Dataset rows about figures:

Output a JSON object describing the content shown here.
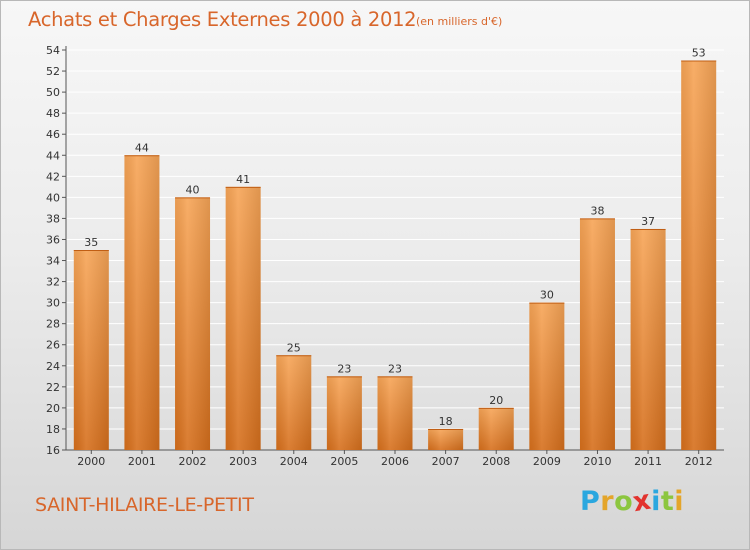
{
  "header": {
    "title": "Achats et Charges Externes 2000 à 2012",
    "unit": "(en milliers d'€)"
  },
  "footer": {
    "city": "SAINT-HILAIRE-LE-PETIT",
    "logo_letters": [
      "P",
      "r",
      "o",
      "x",
      "i",
      "t",
      "i"
    ],
    "logo_colors": [
      "#2aa7df",
      "#e4a52a",
      "#8cc63f",
      "#e2332e",
      "#2aa7df",
      "#8cc63f",
      "#e4a52a"
    ]
  },
  "colors": {
    "bar_light": "#f7a557",
    "bar_dark": "#d66f1c",
    "title": "#d8662b"
  },
  "chart_data": {
    "type": "bar",
    "title": "Achats et Charges Externes 2000 à 2012",
    "xlabel": "",
    "ylabel": "",
    "categories": [
      "2000",
      "2001",
      "2002",
      "2003",
      "2004",
      "2005",
      "2006",
      "2007",
      "2008",
      "2009",
      "2010",
      "2011",
      "2012"
    ],
    "values": [
      35,
      44,
      40,
      41,
      25,
      23,
      23,
      18,
      20,
      30,
      38,
      37,
      53
    ],
    "ylim": [
      16,
      54
    ],
    "yticks": [
      16,
      18,
      20,
      22,
      24,
      26,
      28,
      30,
      32,
      34,
      36,
      38,
      40,
      42,
      44,
      46,
      48,
      50,
      52,
      54
    ],
    "grid": true,
    "legend": "none"
  }
}
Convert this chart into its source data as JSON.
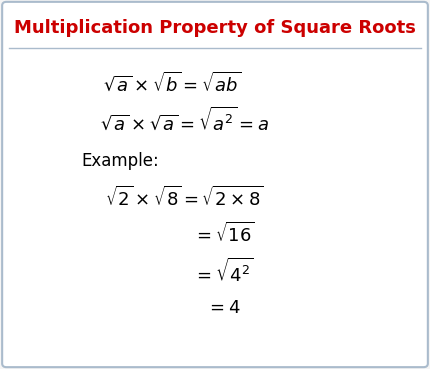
{
  "title": "Multiplication Property of Square Roots",
  "title_color": "#cc0000",
  "title_fontsize": 13,
  "background_color": "#f5f5f5",
  "box_color": "#ffffff",
  "border_color": "#aabbcc",
  "text_color": "#000000",
  "formula1": "$\\sqrt{a} \\times \\sqrt{b} = \\sqrt{ab}$",
  "formula2": "$\\sqrt{a} \\times \\sqrt{a} = \\sqrt{a^2} = a$",
  "example_label": "Example:",
  "ex_line1": "$\\sqrt{2} \\times \\sqrt{8} = \\sqrt{2 \\times 8}$",
  "ex_line2": "$= \\sqrt{16}$",
  "ex_line3": "$= \\sqrt{4^2}$",
  "ex_line4": "$= 4$",
  "formula_fontsize": 13,
  "example_label_fontsize": 12,
  "example_fontsize": 13
}
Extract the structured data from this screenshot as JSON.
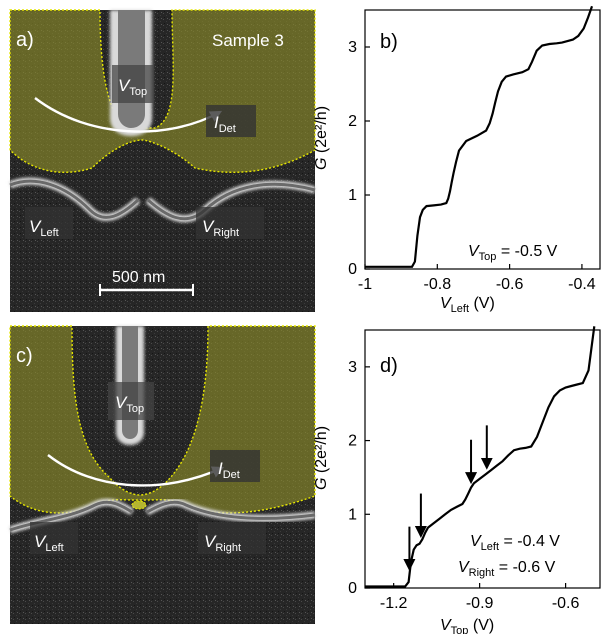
{
  "panels": {
    "a": {
      "label": "a)",
      "sample": "Sample 3",
      "vtop": "V",
      "vtop_sub": "Top",
      "idet": "I",
      "idet_sub": "Det",
      "vleft": "V",
      "vleft_sub": "Left",
      "vright": "V",
      "vright_sub": "Right",
      "scalebar": "500 nm"
    },
    "c": {
      "label": "c)",
      "vtop": "V",
      "vtop_sub": "Top",
      "idet": "I",
      "idet_sub": "Det",
      "vleft": "V",
      "vleft_sub": "Left",
      "vright": "V",
      "vright_sub": "Right"
    }
  },
  "chart_data": [
    {
      "type": "line",
      "panel": "b)",
      "xlabel_main": "V",
      "xlabel_sub": "Left",
      "xlabel_unit": " (V)",
      "ylabel_main": "G",
      "ylabel_unit": " (2e²/h)",
      "xlim": [
        -1.0,
        -0.35
      ],
      "ylim": [
        0,
        3.5
      ],
      "xticks": [
        -1,
        -0.8,
        -0.6,
        -0.4
      ],
      "xtick_labels": [
        "-1",
        "-0.8",
        "-0.6",
        "-0.4"
      ],
      "yticks": [
        0,
        1,
        2,
        3
      ],
      "ytick_labels": [
        "0",
        "1",
        "2",
        "3"
      ],
      "annotation_main": "V",
      "annotation_sub": "Top",
      "annotation_value": " = -0.5 V",
      "series": [
        {
          "x": [
            -1.0,
            -0.87,
            -0.862,
            -0.855,
            -0.848,
            -0.84,
            -0.83,
            -0.81,
            -0.79,
            -0.775,
            -0.77,
            -0.765,
            -0.76,
            -0.755,
            -0.748,
            -0.74,
            -0.72,
            -0.69,
            -0.665,
            -0.655,
            -0.647,
            -0.64,
            -0.632,
            -0.622,
            -0.61,
            -0.59,
            -0.565,
            -0.548,
            -0.538,
            -0.525,
            -0.51,
            -0.49,
            -0.47,
            -0.455,
            -0.44,
            -0.425,
            -0.41,
            -0.395,
            -0.383,
            -0.372
          ],
          "y": [
            0.03,
            0.03,
            0.1,
            0.45,
            0.7,
            0.8,
            0.85,
            0.86,
            0.87,
            0.89,
            0.95,
            1.05,
            1.18,
            1.3,
            1.45,
            1.6,
            1.73,
            1.8,
            1.87,
            1.97,
            2.1,
            2.25,
            2.4,
            2.53,
            2.6,
            2.63,
            2.66,
            2.7,
            2.8,
            2.95,
            3.02,
            3.04,
            3.05,
            3.06,
            3.08,
            3.1,
            3.15,
            3.25,
            3.4,
            3.55
          ]
        }
      ]
    },
    {
      "type": "line",
      "panel": "d)",
      "xlabel_main": "V",
      "xlabel_sub": "Top",
      "xlabel_unit": " (V)",
      "ylabel_main": "G",
      "ylabel_unit": " (2e²/h)",
      "xlim": [
        -1.3,
        -0.48
      ],
      "ylim": [
        0,
        3.5
      ],
      "xticks": [
        -1.2,
        -0.9,
        -0.6
      ],
      "xtick_labels": [
        "-1.2",
        "-0.9",
        "-0.6"
      ],
      "yticks": [
        0,
        1,
        2,
        3
      ],
      "ytick_labels": [
        "0",
        "1",
        "2",
        "3"
      ],
      "annotation1_main": "V",
      "annotation1_sub": "Left",
      "annotation1_value": " = -0.4 V",
      "annotation2_main": "V",
      "annotation2_sub": "Right",
      "annotation2_value": " = -0.6 V",
      "arrows_x": [
        -1.145,
        -1.105,
        -0.93,
        -0.875
      ],
      "series": [
        {
          "x": [
            -1.3,
            -1.16,
            -1.148,
            -1.14,
            -1.13,
            -1.12,
            -1.11,
            -1.1,
            -1.09,
            -1.08,
            -1.06,
            -1.04,
            -1.02,
            -1.0,
            -0.98,
            -0.96,
            -0.95,
            -0.94,
            -0.93,
            -0.92,
            -0.9,
            -0.88,
            -0.86,
            -0.84,
            -0.82,
            -0.8,
            -0.78,
            -0.76,
            -0.74,
            -0.72,
            -0.7,
            -0.68,
            -0.66,
            -0.64,
            -0.62,
            -0.6,
            -0.58,
            -0.56,
            -0.54,
            -0.52,
            -0.51,
            -0.5
          ],
          "y": [
            0.02,
            0.02,
            0.08,
            0.35,
            0.52,
            0.58,
            0.6,
            0.66,
            0.75,
            0.82,
            0.88,
            0.94,
            1.0,
            1.06,
            1.1,
            1.14,
            1.2,
            1.28,
            1.36,
            1.42,
            1.48,
            1.54,
            1.6,
            1.66,
            1.72,
            1.8,
            1.87,
            1.89,
            1.9,
            1.92,
            2.05,
            2.25,
            2.45,
            2.6,
            2.68,
            2.72,
            2.74,
            2.76,
            2.78,
            2.95,
            3.25,
            3.55
          ]
        }
      ]
    }
  ]
}
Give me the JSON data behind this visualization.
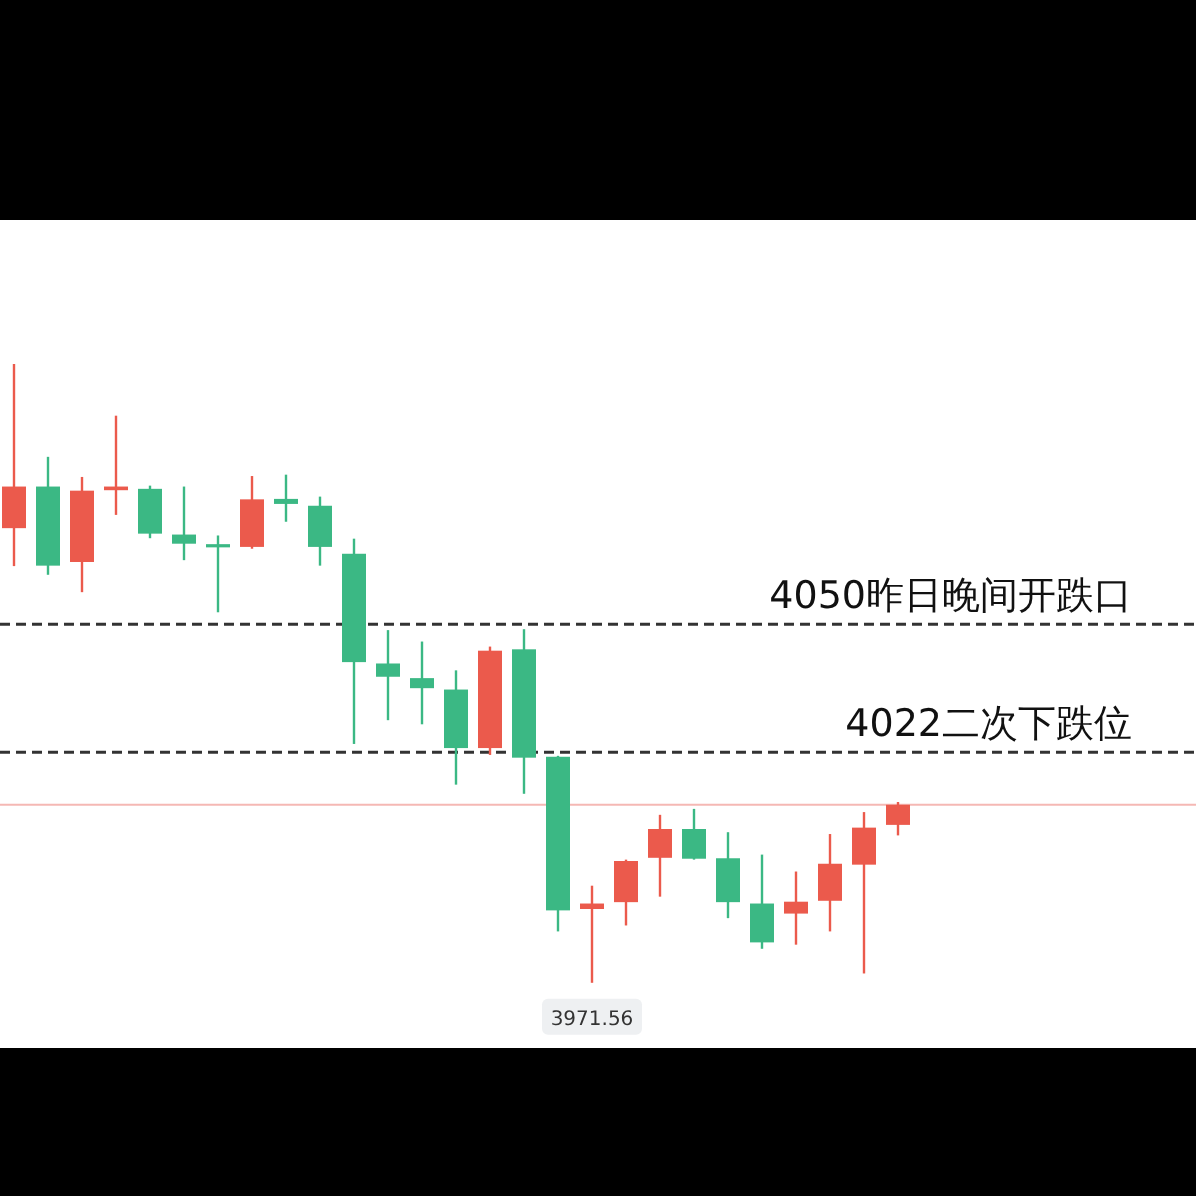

**DIRECTIONS**: Select and copy every line of the listing with the word "this".

**WORKED SOLUTION**:
Convert this chart into its source data as JSON.
Extract the structured data from this screenshot as JSON.
Give me the JSON data behind this visualization.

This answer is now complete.